----- RECORDS FOR THIS EXERCISE

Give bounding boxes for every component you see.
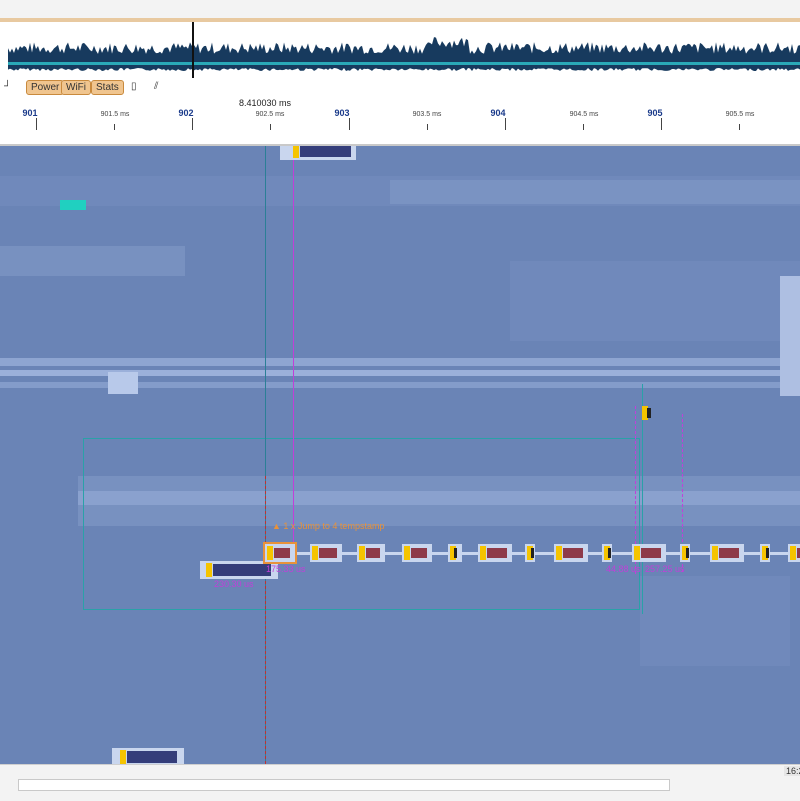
event-slice[interactable] (554, 544, 588, 562)
marker-label: 230.30 us (214, 579, 254, 589)
cursor-time-label: 8.410030 ms (238, 98, 292, 108)
tick-line-major (192, 118, 193, 130)
tick-line-major (349, 118, 350, 130)
marker-line[interactable] (293, 156, 294, 556)
wave-icon[interactable]: ⫽ (154, 80, 158, 93)
event-slice[interactable] (263, 542, 297, 564)
tick-minor: 903.5 ms (412, 111, 442, 118)
event-slice[interactable] (710, 544, 744, 562)
corner-bracket-icon[interactable]: ┘ (4, 80, 11, 93)
track-band (0, 246, 185, 276)
marker-label: 175.33 us (266, 564, 306, 574)
highlight-marker (60, 200, 86, 210)
power-chip[interactable]: Power (26, 80, 65, 95)
tick-minor: 901.5 ms (100, 111, 130, 118)
overview-cursor-line[interactable] (192, 22, 194, 78)
track-band (0, 358, 800, 366)
event-slice[interactable] (680, 544, 690, 562)
phone-icon[interactable]: ▯ (131, 80, 137, 93)
event-slice[interactable] (632, 544, 666, 562)
track-band (108, 372, 138, 394)
event-slice[interactable] (478, 544, 512, 562)
tick-line-minor (739, 124, 740, 130)
event-slice[interactable] (357, 544, 385, 562)
timeline-overview[interactable] (0, 18, 800, 78)
title-bar (0, 0, 800, 19)
event-slice[interactable] (310, 544, 342, 562)
tick-line-major (661, 118, 662, 130)
event-slice[interactable] (640, 404, 656, 422)
waveform-path (8, 37, 800, 71)
track-band (510, 261, 800, 341)
tick-major: 904 (490, 108, 506, 118)
tick-line-major (36, 118, 37, 130)
track-band (780, 276, 800, 396)
cursor-line-dashed (265, 476, 266, 764)
tick-line-minor (427, 124, 428, 130)
event-slice[interactable] (448, 544, 462, 562)
horizontal-scrollbar[interactable] (18, 779, 670, 791)
track-band (640, 576, 790, 666)
stats-chip[interactable]: Stats (91, 80, 124, 95)
marker-label: 257.25 us (645, 564, 685, 574)
tick-line-minor (583, 124, 584, 130)
trace-canvas[interactable]: 175.33 us 230.30 us 44.88 us 257.25 us ▲… (0, 146, 800, 764)
toolbar: ┘ Power WiFi Stats ▯ ⫽ (0, 78, 800, 96)
overview-range-bar[interactable] (0, 18, 800, 22)
event-slice[interactable] (760, 544, 770, 562)
overview-waveform (8, 22, 800, 78)
tick-major: 901 (22, 108, 38, 118)
tick-line-minor (270, 124, 271, 130)
track-band (390, 180, 800, 204)
event-slice[interactable] (602, 544, 612, 562)
tick-minor: 902.5 ms (255, 111, 285, 118)
tick-line-major (505, 118, 506, 130)
tick-minor: 905.5 ms (725, 111, 755, 118)
event-slice[interactable] (788, 544, 800, 562)
event-slice[interactable] (112, 748, 184, 764)
event-slice[interactable] (280, 146, 356, 160)
time-corner-label: 16:2 (784, 766, 800, 776)
waveform-baseline (8, 62, 800, 65)
tick-major: 905 (647, 108, 663, 118)
tick-minor: 904.5 ms (569, 111, 599, 118)
event-slice[interactable] (402, 544, 432, 562)
event-slice[interactable] (525, 544, 535, 562)
tick-line-minor (114, 124, 115, 130)
time-ruler[interactable]: 8.410030 ms 901 902 903 904 905 901.5 ms… (0, 96, 800, 146)
callout-label: ▲ 1 x Jump to 4 tempstamp (272, 521, 385, 531)
wifi-chip[interactable]: WiFi (61, 80, 91, 95)
tick-major: 903 (334, 108, 350, 118)
tick-major: 902 (178, 108, 194, 118)
marker-label: 44.88 us (606, 564, 641, 574)
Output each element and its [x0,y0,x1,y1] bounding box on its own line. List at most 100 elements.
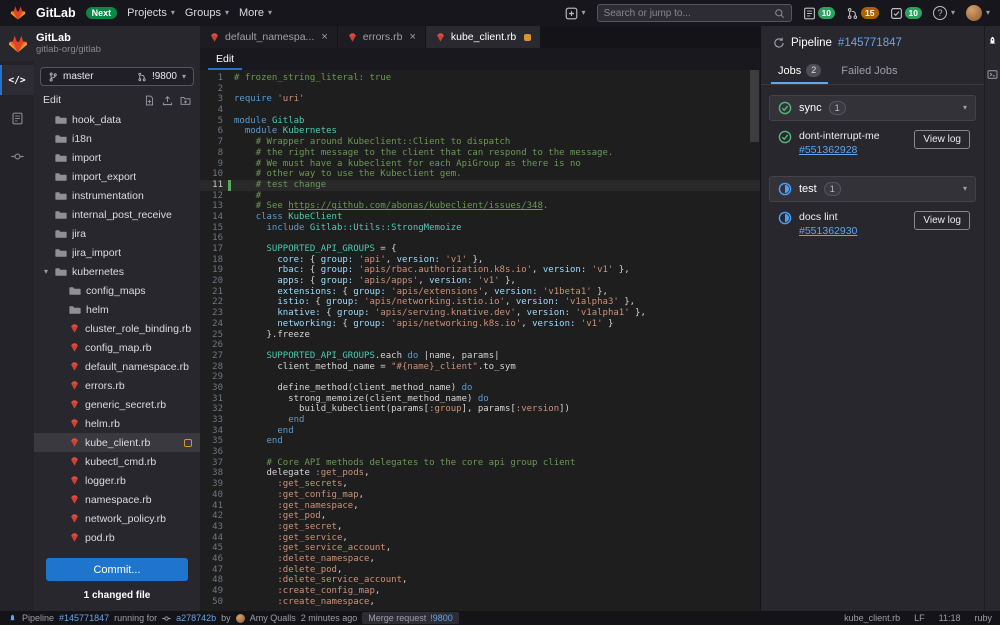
tree-item-logger.rb[interactable]: logger.rb [34,471,200,490]
tree-item-namespace.rb[interactable]: namespace.rb [34,490,200,509]
code-line-44: 44 :get_service, [212,532,348,543]
help-menu[interactable]: ? ▾ [932,6,955,20]
tree-item-hook_data[interactable]: hook_data [34,110,200,129]
tree-item-pod.rb[interactable]: pod.rb [34,528,200,547]
editor-scrollbar[interactable] [750,70,759,142]
nav-groups[interactable]: Groups ▾ [185,7,229,19]
code-line-42: 42 :get_pod, [212,511,327,522]
branch-selector[interactable]: master !9800 ▾ [40,67,194,86]
statusbar-author: Amy Qualls [249,613,296,623]
terminal-panel-button[interactable] [985,69,1000,80]
tree-item-jira_import[interactable]: jira_import [34,243,200,262]
issues-menu[interactable]: 10 [803,7,836,20]
tree-item-config_map.rb[interactable]: config_map.rb [34,338,200,357]
close-icon[interactable]: × [321,31,327,43]
editor-tab-default_namespa...[interactable]: default_namespa... × [200,26,338,48]
tree-item-label: namespace.rb [85,493,152,506]
code-line-13: 13 # See https://github.com/abonas/kubec… [212,201,549,212]
code-line-32: 32 build_kubeclient(params[:group], para… [212,404,570,415]
ruby-file-icon [69,456,80,467]
tree-item-helm[interactable]: helm [34,300,200,319]
code-line-16: 16 [212,233,223,244]
commit-mode-button[interactable] [0,141,34,171]
tree-item-instrumentation[interactable]: instrumentation [34,186,200,205]
tree-item-cluster_role_binding.rb[interactable]: cluster_role_binding.rb [34,319,200,338]
tree-item-kubernetes[interactable]: ▾ kubernetes [34,262,200,281]
project-namespace: gitlab-org/gitlab [36,44,101,55]
tree-item-i18n[interactable]: i18n [34,129,200,148]
search-input[interactable] [603,7,770,19]
statusbar-cursor-position: 11:18 [938,613,961,623]
mr-id-link[interactable]: !9800 [430,613,453,623]
pipeline-panel: Pipeline #145771847 Jobs 2 Failed Jobs s… [760,26,984,611]
code-line-39: 39 :get_secrets, [212,479,348,490]
tab-edit-mode[interactable]: Edit [208,50,243,70]
ruby-file-icon [69,380,80,391]
code-line-31: 31 strong_memoize(client_method_name) do [212,393,489,404]
close-icon[interactable]: × [409,31,415,43]
job-id-link[interactable]: #551362930 [799,225,857,237]
pipeline-id-link[interactable]: #145771847 [838,37,902,49]
commit-button[interactable]: Commit... [46,558,188,581]
gitlab-web-ide: GitLab Next Projects▾ Groups▾ More▾ ▾ 10… [0,0,1000,625]
ruby-file-icon [69,418,80,429]
statusbar-mr-ref[interactable]: Merge request !9800 [362,612,459,624]
tree-item-kubectl_cmd.rb[interactable]: kubectl_cmd.rb [34,452,200,471]
tree-item-network_policy.rb[interactable]: network_policy.rb [34,509,200,528]
statusbar-pipeline-link[interactable]: #145771847 [59,613,109,623]
user-menu[interactable]: ▾ [965,5,990,21]
new-folder-icon[interactable] [180,95,191,106]
tree-item-default_namespace.rb[interactable]: default_namespace.rb [34,357,200,376]
pipelines-panel-button[interactable] [985,36,1000,47]
edit-mode-button[interactable]: </> [0,65,34,95]
tree-item-import[interactable]: import [34,148,200,167]
jobs-count-badge: 2 [806,64,822,77]
new-file-icon[interactable] [144,95,155,106]
nav-projects[interactable]: Projects ▾ [127,7,175,19]
stage-header-sync[interactable]: sync 1 ▾ [769,95,976,121]
upload-file-icon[interactable] [162,95,173,106]
code-line-40: 40 :get_config_map, [212,489,365,500]
tab-jobs[interactable]: Jobs 2 [771,58,828,84]
todos-menu[interactable]: 10 [890,7,922,20]
tree-item-import_export[interactable]: import_export [34,167,200,186]
view-log-button[interactable]: View log [914,211,970,230]
tree-item-generic_secret.rb[interactable]: generic_secret.rb [34,395,200,414]
project-avatar [8,34,28,54]
statusbar-pipeline-label: Pipeline [22,613,55,623]
code-editor[interactable]: 1 # frozen_string_literal: true 2 3 require … [200,70,760,611]
chevron-down-icon: ▾ [985,8,990,17]
folder-icon [55,152,67,164]
plus-menu[interactable]: ▾ [565,7,586,20]
top-navbar: GitLab Next Projects▾ Groups▾ More▾ ▾ 10… [0,0,1000,26]
help-icon: ? [932,6,947,20]
commit-sha-link[interactable]: a278742b [176,613,216,623]
job-name: docs lint [799,211,838,223]
editor-tab-errors.rb[interactable]: errors.rb × [337,26,426,48]
job-id-link[interactable]: #551362928 [799,144,880,156]
nav-more[interactable]: More ▾ [239,7,272,19]
tree-item-kube_client.rb[interactable]: kube_client.rb [34,433,200,452]
chevron-down-icon: ▾ [43,266,48,276]
search-box[interactable] [596,4,792,22]
brand-title[interactable]: GitLab [36,6,76,20]
code-line-20: 20 apps: { group: 'apis/apps', version: … [212,276,516,287]
ruby-file-icon [69,532,80,543]
refresh-icon[interactable] [773,37,785,49]
tab-failed-jobs[interactable]: Failed Jobs [834,58,904,84]
chevron-down-icon: ▾ [581,8,586,17]
stage-header-test[interactable]: test 1 ▾ [769,176,976,202]
merge-requests-menu[interactable]: 15 [846,7,879,20]
editor-tab-kube_client.rb[interactable]: kube_client.rb [425,26,542,48]
chevron-down-icon: ▾ [962,184,967,193]
tree-item-errors.rb[interactable]: errors.rb [34,376,200,395]
tree-item-internal_post_receive[interactable]: internal_post_receive [34,205,200,224]
tree-item-jira[interactable]: jira [34,224,200,243]
tree-item-helm.rb[interactable]: helm.rb [34,414,200,433]
review-mode-button[interactable] [0,103,34,133]
tree-item-config_maps[interactable]: config_maps [34,281,200,300]
stage-name: test [799,183,817,195]
gitlab-logo-icon[interactable] [10,5,26,21]
view-log-button[interactable]: View log [914,130,970,149]
tree-item-label: internal_post_receive [72,208,172,221]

----------

Return every line of the data from the one containing "tree-item-logger.rb[interactable]: logger.rb [34,471,200,490]" down to the one containing "terminal-panel-button[interactable] [985,69,1000,80]", both included, copied exactly.

tree-item-logger.rb[interactable]: logger.rb [34,471,200,490]
tree-item-namespace.rb[interactable]: namespace.rb [34,490,200,509]
code-line-44: 44 :get_service, [212,532,348,543]
help-menu[interactable]: ? ▾ [932,6,955,20]
tree-item-hook_data[interactable]: hook_data [34,110,200,129]
tree-item-pod.rb[interactable]: pod.rb [34,528,200,547]
editor-scrollbar[interactable] [750,70,759,142]
nav-groups[interactable]: Groups ▾ [185,7,229,19]
code-line-42: 42 :get_pod, [212,511,327,522]
branch-selector[interactable]: master !9800 ▾ [40,67,194,86]
statusbar-author: Amy Qualls [249,613,296,623]
terminal-panel-button[interactable] [985,69,1000,80]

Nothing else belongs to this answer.